GIVEN PROBLEM:
Collect the lines of the entries where "Cala" shows up.

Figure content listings
----------

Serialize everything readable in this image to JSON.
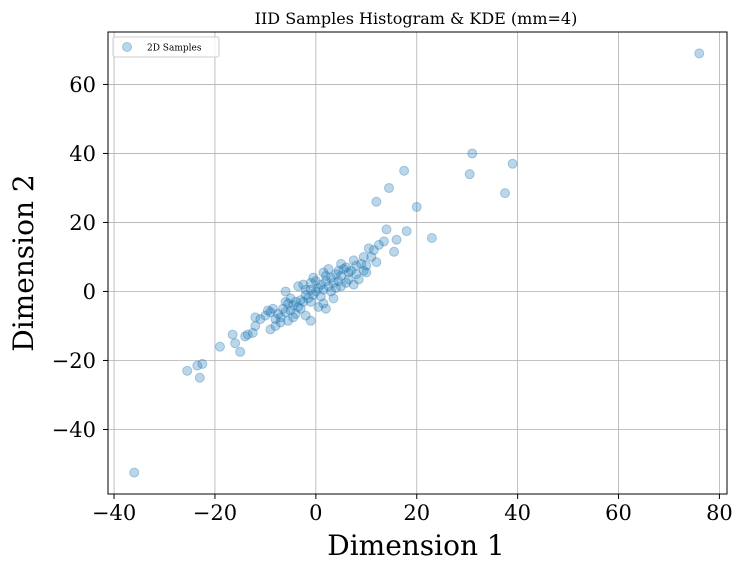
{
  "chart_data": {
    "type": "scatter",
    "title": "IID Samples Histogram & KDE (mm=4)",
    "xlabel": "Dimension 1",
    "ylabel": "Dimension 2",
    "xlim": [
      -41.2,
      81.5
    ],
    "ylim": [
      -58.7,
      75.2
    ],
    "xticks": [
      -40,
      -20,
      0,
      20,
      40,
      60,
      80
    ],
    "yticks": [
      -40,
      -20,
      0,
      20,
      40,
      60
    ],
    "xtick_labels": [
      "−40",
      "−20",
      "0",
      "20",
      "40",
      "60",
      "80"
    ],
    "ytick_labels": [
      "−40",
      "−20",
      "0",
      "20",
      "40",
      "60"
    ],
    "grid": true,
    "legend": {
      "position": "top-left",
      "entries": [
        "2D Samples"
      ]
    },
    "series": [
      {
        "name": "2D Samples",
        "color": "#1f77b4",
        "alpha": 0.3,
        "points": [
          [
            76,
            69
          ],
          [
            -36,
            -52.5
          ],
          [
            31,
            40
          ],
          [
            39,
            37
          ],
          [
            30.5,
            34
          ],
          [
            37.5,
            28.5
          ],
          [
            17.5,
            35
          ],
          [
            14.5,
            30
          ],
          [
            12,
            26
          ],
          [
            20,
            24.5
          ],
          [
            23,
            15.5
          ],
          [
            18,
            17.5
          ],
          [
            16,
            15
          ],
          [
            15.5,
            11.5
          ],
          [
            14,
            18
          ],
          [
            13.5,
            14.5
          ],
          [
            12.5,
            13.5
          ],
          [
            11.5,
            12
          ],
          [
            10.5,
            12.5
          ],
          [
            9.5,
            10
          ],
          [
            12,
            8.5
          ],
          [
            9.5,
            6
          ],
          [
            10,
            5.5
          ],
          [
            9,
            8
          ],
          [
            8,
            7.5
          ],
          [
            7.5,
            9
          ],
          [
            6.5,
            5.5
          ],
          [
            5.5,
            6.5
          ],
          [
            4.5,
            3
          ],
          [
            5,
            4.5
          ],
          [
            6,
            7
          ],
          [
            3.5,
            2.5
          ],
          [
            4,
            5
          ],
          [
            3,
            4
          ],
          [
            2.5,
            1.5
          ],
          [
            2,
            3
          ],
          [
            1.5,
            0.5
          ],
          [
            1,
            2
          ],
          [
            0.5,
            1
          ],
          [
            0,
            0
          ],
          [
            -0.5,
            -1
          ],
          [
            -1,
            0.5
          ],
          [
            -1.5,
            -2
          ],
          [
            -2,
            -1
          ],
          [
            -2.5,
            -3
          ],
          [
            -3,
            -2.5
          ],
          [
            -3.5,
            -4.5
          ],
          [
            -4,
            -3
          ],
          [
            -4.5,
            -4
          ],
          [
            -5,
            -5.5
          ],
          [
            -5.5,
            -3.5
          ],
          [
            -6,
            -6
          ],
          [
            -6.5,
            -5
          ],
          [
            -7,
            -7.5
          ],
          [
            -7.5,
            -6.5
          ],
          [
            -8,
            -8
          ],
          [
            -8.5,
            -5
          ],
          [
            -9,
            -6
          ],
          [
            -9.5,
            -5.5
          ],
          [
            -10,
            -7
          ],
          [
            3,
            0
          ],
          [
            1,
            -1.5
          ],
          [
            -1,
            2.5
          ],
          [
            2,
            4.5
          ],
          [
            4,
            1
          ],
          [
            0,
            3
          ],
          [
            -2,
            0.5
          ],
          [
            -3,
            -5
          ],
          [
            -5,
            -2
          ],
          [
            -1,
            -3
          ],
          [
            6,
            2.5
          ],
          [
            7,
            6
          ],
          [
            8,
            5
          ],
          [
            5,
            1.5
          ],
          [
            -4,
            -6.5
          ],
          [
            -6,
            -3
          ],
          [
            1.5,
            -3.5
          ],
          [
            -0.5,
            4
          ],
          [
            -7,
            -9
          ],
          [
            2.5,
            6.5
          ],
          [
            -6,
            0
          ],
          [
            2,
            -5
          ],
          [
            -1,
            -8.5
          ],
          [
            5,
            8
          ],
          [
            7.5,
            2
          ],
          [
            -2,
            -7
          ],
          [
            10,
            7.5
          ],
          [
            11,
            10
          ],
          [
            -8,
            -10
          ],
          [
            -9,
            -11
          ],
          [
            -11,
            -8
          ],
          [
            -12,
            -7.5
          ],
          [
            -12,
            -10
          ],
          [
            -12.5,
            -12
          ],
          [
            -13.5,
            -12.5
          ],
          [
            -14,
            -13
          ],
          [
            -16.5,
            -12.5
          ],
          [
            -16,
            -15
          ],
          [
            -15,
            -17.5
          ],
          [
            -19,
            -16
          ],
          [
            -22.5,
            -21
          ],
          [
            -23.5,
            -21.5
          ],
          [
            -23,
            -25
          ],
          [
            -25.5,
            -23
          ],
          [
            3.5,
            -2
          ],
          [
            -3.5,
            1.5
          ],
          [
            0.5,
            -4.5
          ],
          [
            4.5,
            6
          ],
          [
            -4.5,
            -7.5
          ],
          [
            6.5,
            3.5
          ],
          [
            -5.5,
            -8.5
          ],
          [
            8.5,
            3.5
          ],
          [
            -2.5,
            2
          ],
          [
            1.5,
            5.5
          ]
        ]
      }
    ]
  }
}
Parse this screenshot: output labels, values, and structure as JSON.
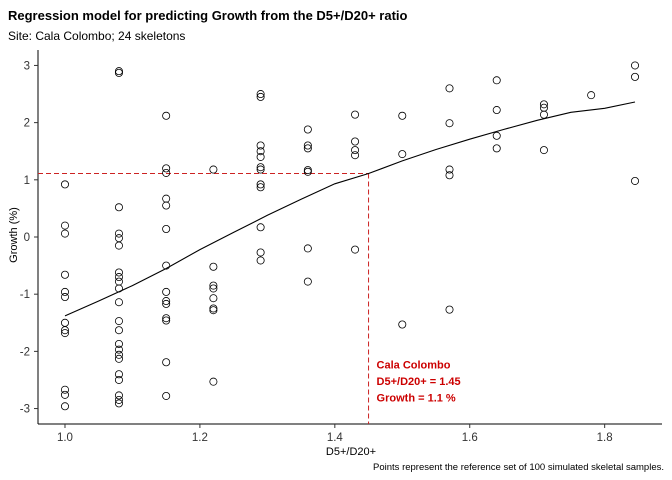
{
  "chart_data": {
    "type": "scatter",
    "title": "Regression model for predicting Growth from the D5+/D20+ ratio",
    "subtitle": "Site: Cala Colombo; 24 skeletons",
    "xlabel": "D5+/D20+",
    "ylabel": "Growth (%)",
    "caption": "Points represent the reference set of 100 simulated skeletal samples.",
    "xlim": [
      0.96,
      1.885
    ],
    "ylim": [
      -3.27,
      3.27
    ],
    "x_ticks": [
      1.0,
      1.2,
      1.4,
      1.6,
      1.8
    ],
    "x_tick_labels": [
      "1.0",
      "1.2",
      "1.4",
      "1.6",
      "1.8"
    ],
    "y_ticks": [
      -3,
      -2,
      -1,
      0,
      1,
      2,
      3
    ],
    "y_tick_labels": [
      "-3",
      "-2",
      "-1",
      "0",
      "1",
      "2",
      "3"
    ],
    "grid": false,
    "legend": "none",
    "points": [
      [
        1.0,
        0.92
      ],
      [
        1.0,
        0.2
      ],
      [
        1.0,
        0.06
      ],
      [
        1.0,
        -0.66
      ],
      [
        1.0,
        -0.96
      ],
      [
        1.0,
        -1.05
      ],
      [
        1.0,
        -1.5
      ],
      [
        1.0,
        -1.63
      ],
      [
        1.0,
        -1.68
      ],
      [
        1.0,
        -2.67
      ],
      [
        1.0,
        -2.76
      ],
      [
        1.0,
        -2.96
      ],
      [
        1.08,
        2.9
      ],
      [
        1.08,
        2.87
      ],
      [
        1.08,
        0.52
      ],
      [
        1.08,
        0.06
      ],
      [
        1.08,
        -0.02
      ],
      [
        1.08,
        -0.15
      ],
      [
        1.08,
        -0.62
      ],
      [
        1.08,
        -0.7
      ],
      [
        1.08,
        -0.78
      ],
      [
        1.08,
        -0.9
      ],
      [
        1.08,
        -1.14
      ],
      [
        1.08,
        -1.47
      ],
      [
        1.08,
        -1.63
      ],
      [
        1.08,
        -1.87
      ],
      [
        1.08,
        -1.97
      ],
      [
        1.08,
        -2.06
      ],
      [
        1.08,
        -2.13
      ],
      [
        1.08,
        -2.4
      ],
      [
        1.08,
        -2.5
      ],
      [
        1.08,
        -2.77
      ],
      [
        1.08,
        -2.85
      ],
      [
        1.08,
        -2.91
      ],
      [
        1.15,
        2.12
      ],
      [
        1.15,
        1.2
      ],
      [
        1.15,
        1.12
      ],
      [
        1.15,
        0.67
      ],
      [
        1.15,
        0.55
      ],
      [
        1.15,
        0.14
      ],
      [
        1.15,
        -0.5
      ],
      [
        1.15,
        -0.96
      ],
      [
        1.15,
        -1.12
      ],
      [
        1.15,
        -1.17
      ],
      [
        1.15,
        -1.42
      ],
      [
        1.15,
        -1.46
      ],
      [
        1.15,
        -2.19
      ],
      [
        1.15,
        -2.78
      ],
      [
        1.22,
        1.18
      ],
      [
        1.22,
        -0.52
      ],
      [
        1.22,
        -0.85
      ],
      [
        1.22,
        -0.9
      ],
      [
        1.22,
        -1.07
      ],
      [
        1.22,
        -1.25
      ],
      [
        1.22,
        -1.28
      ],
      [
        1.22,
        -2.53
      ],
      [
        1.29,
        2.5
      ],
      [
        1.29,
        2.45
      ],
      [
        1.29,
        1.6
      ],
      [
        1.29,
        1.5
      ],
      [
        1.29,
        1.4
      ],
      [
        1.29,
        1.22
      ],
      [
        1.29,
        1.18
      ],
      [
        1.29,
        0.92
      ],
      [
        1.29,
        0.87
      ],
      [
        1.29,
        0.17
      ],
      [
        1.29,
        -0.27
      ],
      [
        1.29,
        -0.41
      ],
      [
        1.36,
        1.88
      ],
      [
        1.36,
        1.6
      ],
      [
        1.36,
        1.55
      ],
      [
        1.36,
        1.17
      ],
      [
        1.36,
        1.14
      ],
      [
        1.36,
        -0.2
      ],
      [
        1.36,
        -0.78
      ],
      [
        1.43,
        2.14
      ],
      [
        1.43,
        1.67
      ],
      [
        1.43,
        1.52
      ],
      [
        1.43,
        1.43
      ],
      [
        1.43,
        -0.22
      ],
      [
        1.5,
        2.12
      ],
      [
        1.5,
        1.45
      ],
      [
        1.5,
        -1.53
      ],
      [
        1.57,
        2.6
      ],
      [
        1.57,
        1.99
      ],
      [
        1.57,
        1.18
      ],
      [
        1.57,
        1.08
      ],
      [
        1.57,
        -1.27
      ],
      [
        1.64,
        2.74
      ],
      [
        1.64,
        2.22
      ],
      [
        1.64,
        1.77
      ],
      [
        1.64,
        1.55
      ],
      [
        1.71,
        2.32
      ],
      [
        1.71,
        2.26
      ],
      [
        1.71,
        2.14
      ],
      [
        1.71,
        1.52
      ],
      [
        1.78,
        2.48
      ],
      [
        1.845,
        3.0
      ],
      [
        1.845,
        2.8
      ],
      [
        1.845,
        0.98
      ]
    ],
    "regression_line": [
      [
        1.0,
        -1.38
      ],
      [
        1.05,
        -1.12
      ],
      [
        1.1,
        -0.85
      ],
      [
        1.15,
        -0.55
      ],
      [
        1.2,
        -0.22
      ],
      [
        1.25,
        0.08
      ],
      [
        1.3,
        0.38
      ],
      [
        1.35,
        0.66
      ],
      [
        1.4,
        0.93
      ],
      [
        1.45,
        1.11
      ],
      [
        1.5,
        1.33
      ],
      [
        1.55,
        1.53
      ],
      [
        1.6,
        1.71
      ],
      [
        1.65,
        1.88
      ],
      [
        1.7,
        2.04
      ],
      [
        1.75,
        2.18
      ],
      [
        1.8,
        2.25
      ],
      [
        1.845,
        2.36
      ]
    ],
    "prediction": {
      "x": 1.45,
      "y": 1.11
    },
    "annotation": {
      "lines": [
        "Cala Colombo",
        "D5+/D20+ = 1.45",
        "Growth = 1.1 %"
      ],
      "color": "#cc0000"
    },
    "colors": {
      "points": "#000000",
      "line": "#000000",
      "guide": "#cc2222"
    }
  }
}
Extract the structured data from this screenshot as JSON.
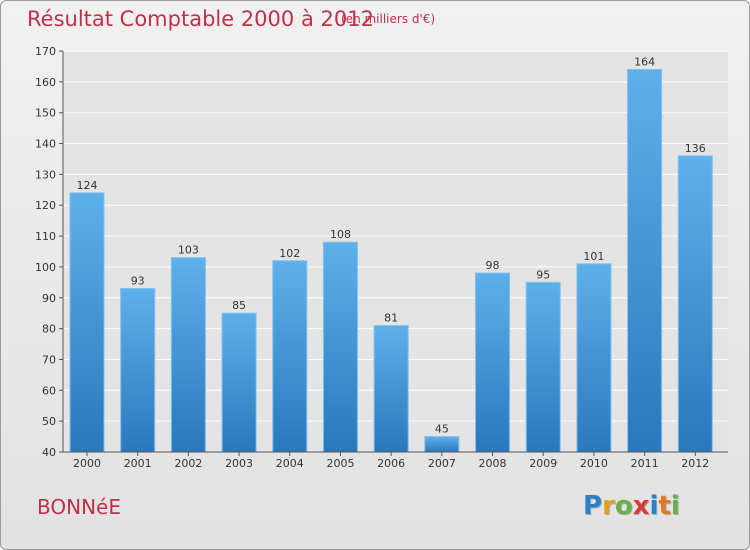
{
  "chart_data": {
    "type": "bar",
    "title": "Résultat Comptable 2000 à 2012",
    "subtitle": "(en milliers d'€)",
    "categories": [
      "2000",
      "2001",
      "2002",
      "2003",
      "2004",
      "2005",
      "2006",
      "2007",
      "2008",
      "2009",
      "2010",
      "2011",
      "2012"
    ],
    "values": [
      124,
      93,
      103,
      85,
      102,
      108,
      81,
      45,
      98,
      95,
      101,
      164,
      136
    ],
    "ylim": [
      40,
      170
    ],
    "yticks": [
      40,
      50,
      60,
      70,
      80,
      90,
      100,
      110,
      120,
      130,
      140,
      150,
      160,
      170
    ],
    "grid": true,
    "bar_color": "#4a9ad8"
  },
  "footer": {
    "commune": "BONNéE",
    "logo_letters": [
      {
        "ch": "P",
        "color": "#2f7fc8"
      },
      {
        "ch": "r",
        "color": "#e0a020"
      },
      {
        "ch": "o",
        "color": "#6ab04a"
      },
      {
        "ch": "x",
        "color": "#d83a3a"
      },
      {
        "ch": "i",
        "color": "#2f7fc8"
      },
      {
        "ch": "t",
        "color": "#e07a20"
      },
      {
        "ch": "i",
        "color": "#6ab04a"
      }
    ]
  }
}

----------

TASK RESULT:
    "subtitle": "Site: Cala Colombo; 24 skeletons",
        "Cala Colombo",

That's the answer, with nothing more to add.